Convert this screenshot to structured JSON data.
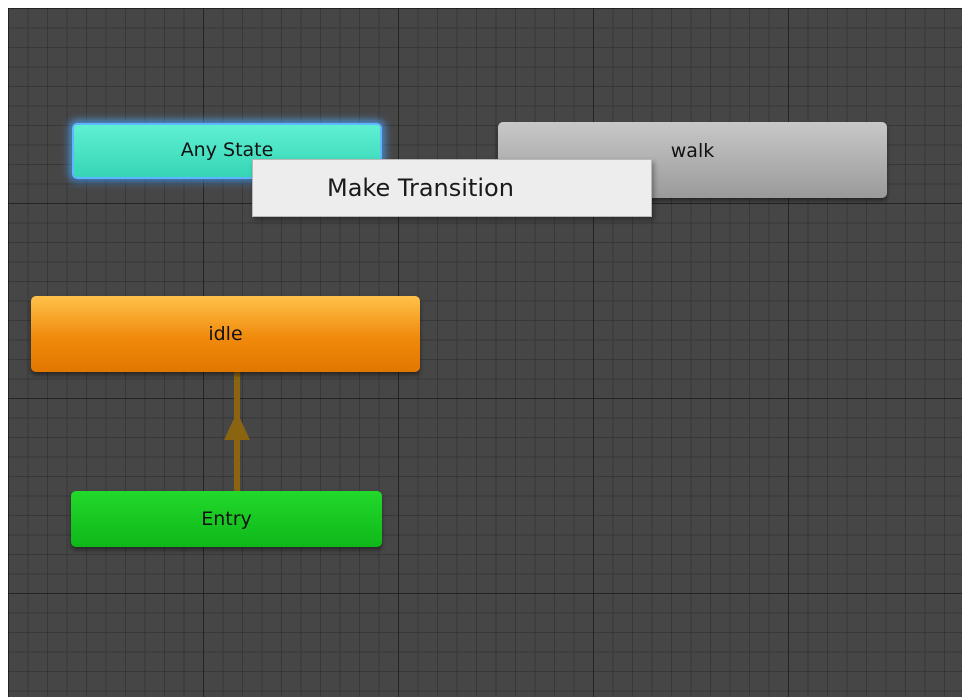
{
  "graph": {
    "states": {
      "any_state": {
        "label": "Any State",
        "color": "#4de8c8",
        "selected": true
      },
      "walk": {
        "label": "walk",
        "color": "#b4b4b4"
      },
      "idle": {
        "label": "idle",
        "color": "#f28a0c",
        "default_state": true
      },
      "entry": {
        "label": "Entry",
        "color": "#17c622"
      }
    },
    "transitions": [
      {
        "from": "Entry",
        "to": "idle",
        "color": "#8a6410"
      }
    ]
  },
  "context_menu": {
    "items": [
      {
        "label": "Make Transition"
      }
    ]
  },
  "colors": {
    "canvas_background": "#464646",
    "selection_glow": "#5fb6ff"
  }
}
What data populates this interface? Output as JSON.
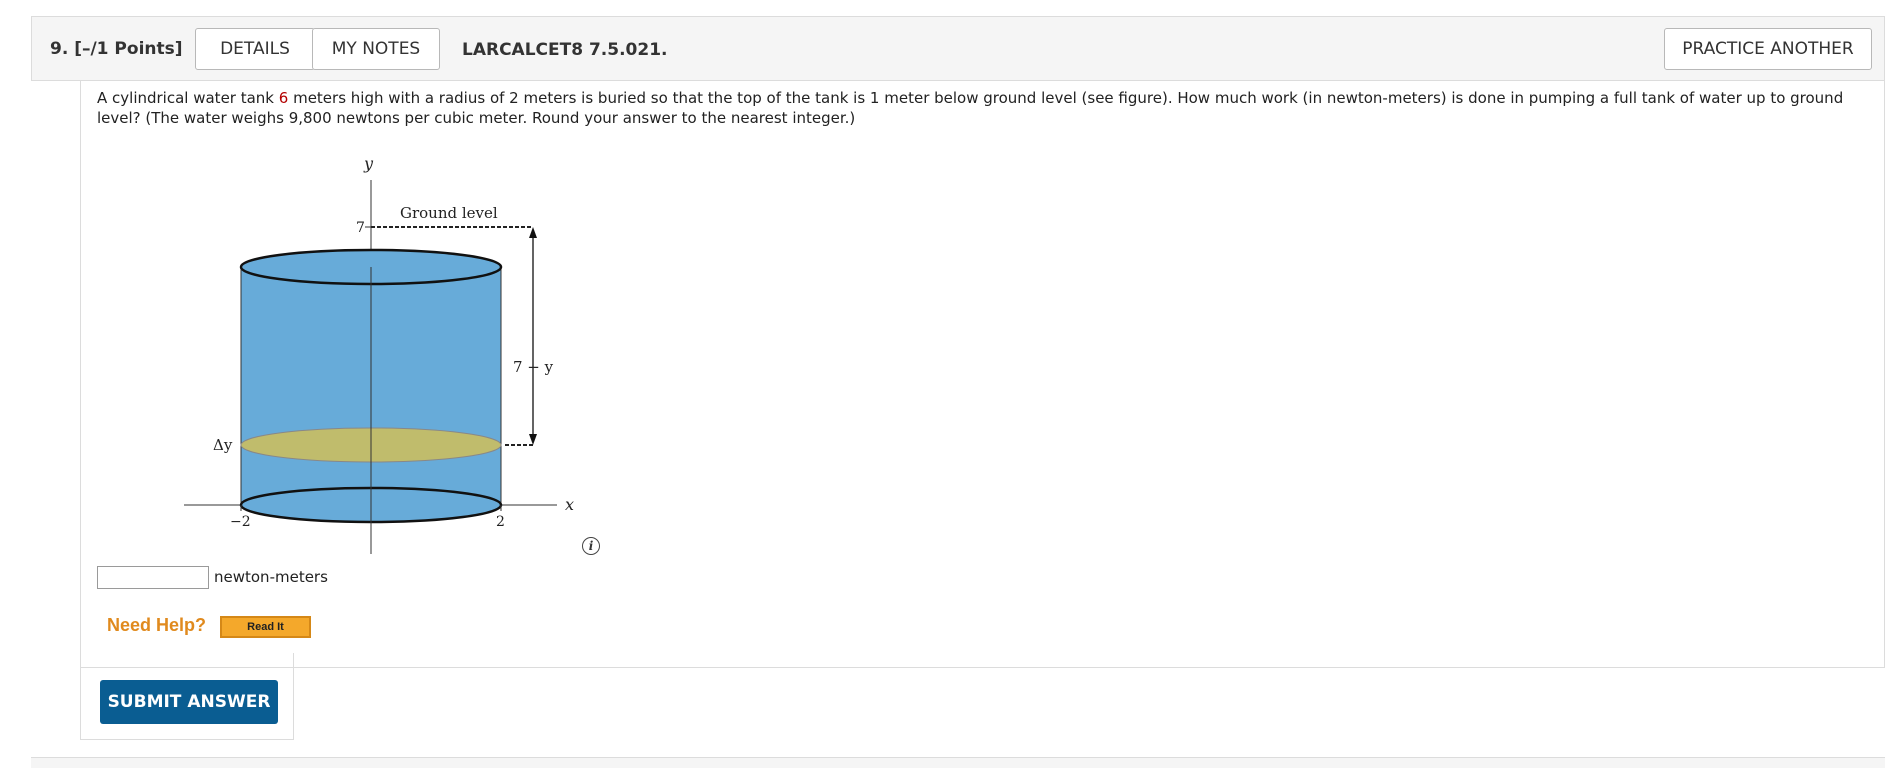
{
  "question": {
    "number": "9.  [–/1 Points]",
    "details_label": "DETAILS",
    "notes_label": "MY NOTES",
    "source": "LARCALCET8 7.5.021.",
    "practice_label": "PRACTICE ANOTHER"
  },
  "problem": {
    "text_before": "A cylindrical water tank ",
    "highlight": "6",
    "text_after": " meters high with a radius of 2 meters is buried so that the top of the tank is 1 meter below ground level (see figure). How much work (in newton-meters) is done in pumping a full tank of water up to ground level? (The water weighs 9,800 newtons per cubic meter. Round your answer to the nearest integer.)"
  },
  "figure": {
    "y_axis_label": "y",
    "x_axis_label": "x",
    "ground_label": "Ground level",
    "tick_7": "7",
    "distance_label": "7 − y",
    "delta_label": "Δy",
    "x_tick_neg": "−2",
    "x_tick_pos": "2",
    "info_icon": "i",
    "water_color": "#67abd9",
    "slice_color": "#c0bc6c"
  },
  "answer": {
    "value": "",
    "units": "newton-meters"
  },
  "help": {
    "label": "Need Help?",
    "read_it": "Read It"
  },
  "submit_label": "SUBMIT ANSWER"
}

> **Description of the task**
Give only the count of lines in the data that include the string "JSON".

> **Answer in full**
2